*Given instruction*. Output every line below without omitting or altering anything.

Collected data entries
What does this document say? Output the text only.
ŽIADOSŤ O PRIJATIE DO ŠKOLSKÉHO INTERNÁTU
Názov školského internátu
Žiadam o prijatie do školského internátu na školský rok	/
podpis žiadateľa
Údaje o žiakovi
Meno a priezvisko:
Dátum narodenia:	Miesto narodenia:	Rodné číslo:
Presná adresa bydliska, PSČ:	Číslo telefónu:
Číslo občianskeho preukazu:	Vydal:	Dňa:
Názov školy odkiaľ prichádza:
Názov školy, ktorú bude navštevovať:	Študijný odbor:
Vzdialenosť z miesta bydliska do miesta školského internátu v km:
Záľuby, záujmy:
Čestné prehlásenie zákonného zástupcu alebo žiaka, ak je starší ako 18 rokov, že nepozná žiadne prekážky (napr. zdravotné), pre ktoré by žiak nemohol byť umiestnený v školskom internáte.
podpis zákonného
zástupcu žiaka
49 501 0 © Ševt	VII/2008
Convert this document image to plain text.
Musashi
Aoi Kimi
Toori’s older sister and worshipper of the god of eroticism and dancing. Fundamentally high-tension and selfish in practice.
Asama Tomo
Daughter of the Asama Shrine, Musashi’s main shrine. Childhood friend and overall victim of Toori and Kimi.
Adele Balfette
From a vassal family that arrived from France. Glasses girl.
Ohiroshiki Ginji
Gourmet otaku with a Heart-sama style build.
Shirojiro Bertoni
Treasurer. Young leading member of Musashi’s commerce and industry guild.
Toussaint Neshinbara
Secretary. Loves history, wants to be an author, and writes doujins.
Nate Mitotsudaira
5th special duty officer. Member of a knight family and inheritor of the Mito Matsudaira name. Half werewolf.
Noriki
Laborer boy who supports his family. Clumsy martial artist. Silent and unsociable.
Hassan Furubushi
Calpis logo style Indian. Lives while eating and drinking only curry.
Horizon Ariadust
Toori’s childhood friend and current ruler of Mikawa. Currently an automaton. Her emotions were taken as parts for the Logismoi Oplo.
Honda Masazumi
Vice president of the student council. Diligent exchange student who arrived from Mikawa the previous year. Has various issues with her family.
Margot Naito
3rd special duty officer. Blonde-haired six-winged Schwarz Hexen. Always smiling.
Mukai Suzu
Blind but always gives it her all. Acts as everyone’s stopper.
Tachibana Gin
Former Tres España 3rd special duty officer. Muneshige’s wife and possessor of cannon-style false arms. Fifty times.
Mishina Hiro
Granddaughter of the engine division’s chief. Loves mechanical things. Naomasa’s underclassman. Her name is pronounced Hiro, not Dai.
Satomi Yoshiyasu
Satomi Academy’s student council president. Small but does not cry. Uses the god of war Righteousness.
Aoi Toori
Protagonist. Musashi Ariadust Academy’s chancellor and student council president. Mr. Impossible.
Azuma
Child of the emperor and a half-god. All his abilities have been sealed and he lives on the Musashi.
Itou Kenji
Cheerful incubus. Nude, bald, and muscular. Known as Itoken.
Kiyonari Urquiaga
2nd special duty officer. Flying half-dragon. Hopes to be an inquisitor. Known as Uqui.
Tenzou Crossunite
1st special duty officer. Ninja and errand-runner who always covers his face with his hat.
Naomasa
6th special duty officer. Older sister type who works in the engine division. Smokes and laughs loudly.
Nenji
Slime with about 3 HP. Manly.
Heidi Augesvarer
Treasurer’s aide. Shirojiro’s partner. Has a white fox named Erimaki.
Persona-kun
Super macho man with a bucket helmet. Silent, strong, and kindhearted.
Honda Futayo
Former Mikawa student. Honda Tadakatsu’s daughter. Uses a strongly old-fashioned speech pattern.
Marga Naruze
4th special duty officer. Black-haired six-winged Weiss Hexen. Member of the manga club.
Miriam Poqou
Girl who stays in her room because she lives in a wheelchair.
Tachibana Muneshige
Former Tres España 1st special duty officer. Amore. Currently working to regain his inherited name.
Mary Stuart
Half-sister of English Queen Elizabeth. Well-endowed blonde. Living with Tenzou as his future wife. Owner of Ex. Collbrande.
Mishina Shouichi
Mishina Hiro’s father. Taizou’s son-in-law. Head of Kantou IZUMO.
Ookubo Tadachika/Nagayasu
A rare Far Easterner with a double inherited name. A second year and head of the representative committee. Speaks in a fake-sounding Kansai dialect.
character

*Answer to the exercise*.
What does this document say? Output the text only.
ŽIADOSŤ O PRIJATIE DO ŠKOLSKÉHO INTERNÁTU
Názov školského internátu
Žiadam o prijatie do školského internátu na školský rok	/
podpis žiadateľa
Údaje o žiakovi
Meno a priezvisko:
Dátum narodenia:	Miesto narodenia:	Rodné číslo:
Presná adresa bydliska, PSČ:	Číslo telefónu:
Číslo občianskeho preukazu:	Vydal:	Dňa:
Názov školy odkiaľ prichádza:
Názov školy, ktorú bude navštevovať:	Študijný odbor:
Vzdialenosť z miesta bydliska do miesta školského internátu v km:
Záľuby, záujmy:
Čestné prehlásenie zákonného zástupcu alebo žiaka, ak je starší ako 18 rokov, že nepozná žiadne prekážky (napr. zdravotné), pre ktoré by žiak nemohol byť umiestnený v školskom internáte.
podpis zákonného
zástupcu žiaka
49 501 0 © Ševt	VII/2008
Convert this document image to plain text.
Musashi
Aoi Kimi
Toori’s older sister and worshipper of the god of eroticism and dancing. Fundamentally high-tension and selfish in practice.
Asama Tomo
Daughter of the Asama Shrine, Musashi’s main shrine. Childhood friend and overall victim of Toori and Kimi.
Adele Balfette
From a vassal family that arrived from France. Glasses girl.
Ohiroshiki Ginji
Gourmet otaku with a Heart-sama style build.
Shirojiro Bertoni
Treasurer. Young leading member of Musashi’s commerce and industry guild.
Toussaint Neshinbara
Secretary. Loves history, wants to be an author, and writes doujins.
Nate Mitotsudaira
5th special duty officer. Member of a knight family and inheritor of the Mito Matsudaira name. Half werewolf.
Noriki
Laborer boy who supports his family. Clumsy martial artist. Silent and unsociable.
Hassan Furubushi
Calpis logo style Indian. Lives while eating and drinking only curry.
Horizon Ariadust
Toori’s childhood friend and current ruler of Mikawa. Currently an automaton. Her emotions were taken as parts for the Logismoi Oplo.
Honda Masazumi
Vice president of the student council. Diligent exchange student who arrived from Mikawa the previous year. Has various issues with her family.
Margot Naito
3rd special duty officer. Blonde-haired six-winged Schwarz Hexen. Always smiling.
Mukai Suzu
Blind but always gives it her all. Acts as everyone’s stopper.
Tachibana Gin
Former Tres España 3rd special duty officer. Muneshige’s wife and possessor of cannon-style false arms. Fifty times.
Mishina Hiro
Granddaughter of the engine division’s chief. Loves mechanical things. Naomasa’s underclassman. Her name is pronounced Hiro, not Dai.
Satomi Yoshiyasu
Satomi Academy’s student council president. Small but does not cry. Uses the god of war Righteousness.
Aoi Toori
Protagonist. Musashi Ariadust Academy’s chancellor and student council president. Mr. Impossible.
Azuma
Child of the emperor and a half-god. All his abilities have been sealed and he lives on the Musashi.
Itou Kenji
Cheerful incubus. Nude, bald, and muscular. Known as Itoken.
Kiyonari Urquiaga
2nd special duty officer. Flying half-dragon. Hopes to be an inquisitor. Known as Uqui.
Tenzou Crossunite
1st special duty officer. Ninja and errand-runner who always covers his face with his hat.
Naomasa
6th special duty officer. Older sister type who works in the engine division. Smokes and laughs loudly.
Nenji
Slime with about 3 HP. Manly.
Heidi Augesvarer
Treasurer’s aide. Shirojiro’s partner. Has a white fox named Erimaki.
Persona-kun
Super macho man with a bucket helmet. Silent, strong, and kindhearted.
Honda Futayo
Former Mikawa student. Honda Tadakatsu’s daughter. Uses a strongly old-fashioned speech pattern.
Marga Naruze
4th special duty officer. Black-haired six-winged Weiss Hexen. Member of the manga club.
Miriam Poqou
Girl who stays in her room because she lives in a wheelchair.
Tachibana Muneshige
Former Tres España 1st special duty officer. Amore. Currently working to regain his inherited name.
Mary Stuart
Half-sister of English Queen Elizabeth. Well-endowed blonde. Living with Tenzou as his future wife. Owner of Ex. Collbrande.
Mishina Shouichi
Mishina Hiro’s father. Taizou’s son-in-law. Head of Kantou IZUMO.
Ookubo Tadachika/Nagayasu
A rare Far Easterner with a double inherited name. A second year and head of the representative committee. Speaks in a fake-sounding Kansai dialect.
character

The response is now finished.